Stored data
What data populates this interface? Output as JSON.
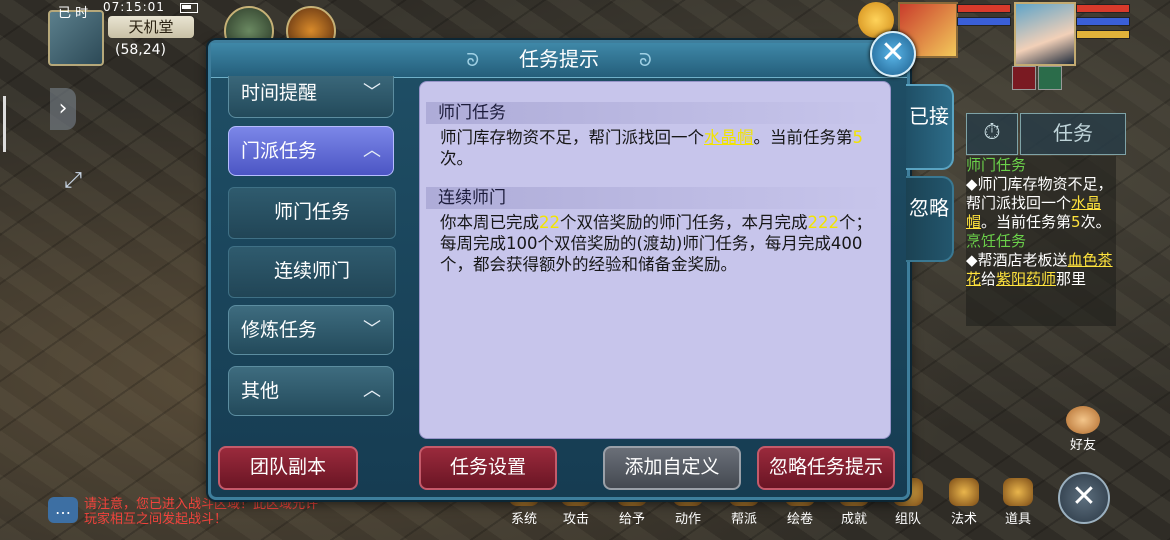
{
  "hud": {
    "day_label": "已 时",
    "time": "07:15:01",
    "location_name": "天机堂",
    "location_coords": "(58,24)"
  },
  "dialog": {
    "title": "任务提示",
    "close_label": "✕",
    "categories": [
      {
        "label": "时间提醒",
        "chevron": "﹀",
        "active": false
      },
      {
        "label": "门派任务",
        "chevron": "︿",
        "active": true
      },
      {
        "label": "修炼任务",
        "chevron": "﹀",
        "active": false
      },
      {
        "label": "其他",
        "chevron": "︿",
        "active": false
      }
    ],
    "subitems": [
      "师门任务",
      "连续师门"
    ],
    "sections": [
      {
        "heading": "师门任务",
        "text_parts": [
          "师门库存物资不足，帮门派找回一个",
          "水晶帽",
          "。当前任务第",
          "5",
          "次。"
        ]
      },
      {
        "heading": "连续师门",
        "text_parts": [
          "你本周已完成",
          "22",
          "个双倍奖励的师门任务，本月完成",
          "222",
          "个；每周完成100个双倍奖励的(渡劫)师门任务，每月完成400个，都会获得额外的经验和储备金奖励。"
        ]
      }
    ],
    "side_tabs": [
      "已接",
      "忽略"
    ],
    "buttons": {
      "team": "团队副本",
      "settings": "任务设置",
      "add_custom": "添加自定义",
      "ignore_tips": "忽略任务提示"
    }
  },
  "tracker": {
    "timer_icon": "⏱",
    "task_label": "任务",
    "entries": [
      {
        "title": "师门任务",
        "parts": [
          "◆师门库存物资不足，帮门派找回一个",
          "水晶帽",
          "。当前任务第",
          "5",
          "次。"
        ]
      },
      {
        "title": "烹饪任务",
        "parts": [
          "◆帮酒店老板送",
          "血色茶花",
          "给",
          "紫阳药师",
          "那里"
        ]
      }
    ]
  },
  "chat": {
    "icon": "…",
    "message": "请注意，您已进入战斗区域！此区域允许玩家相互之间发起战斗！"
  },
  "bottom_menu": [
    "系统",
    "攻击",
    "给予",
    "动作",
    "帮派",
    "绘卷",
    "成就",
    "组队",
    "法术",
    "道具"
  ],
  "friend_label": "好友",
  "colors": {
    "highlight": "#f2e400",
    "tracker_title": "#6bd14a",
    "content_bg": "#c7c5eb",
    "active_category": "#6a74dc",
    "red_button": "#8a2233"
  }
}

**Task statement**
Collect each line above holding the string "帮门派找回一个".

**Solution to this problem**
          "师门库存物资不足，帮门派找回一个",
          "◆师门库存物资不足，帮门派找回一个",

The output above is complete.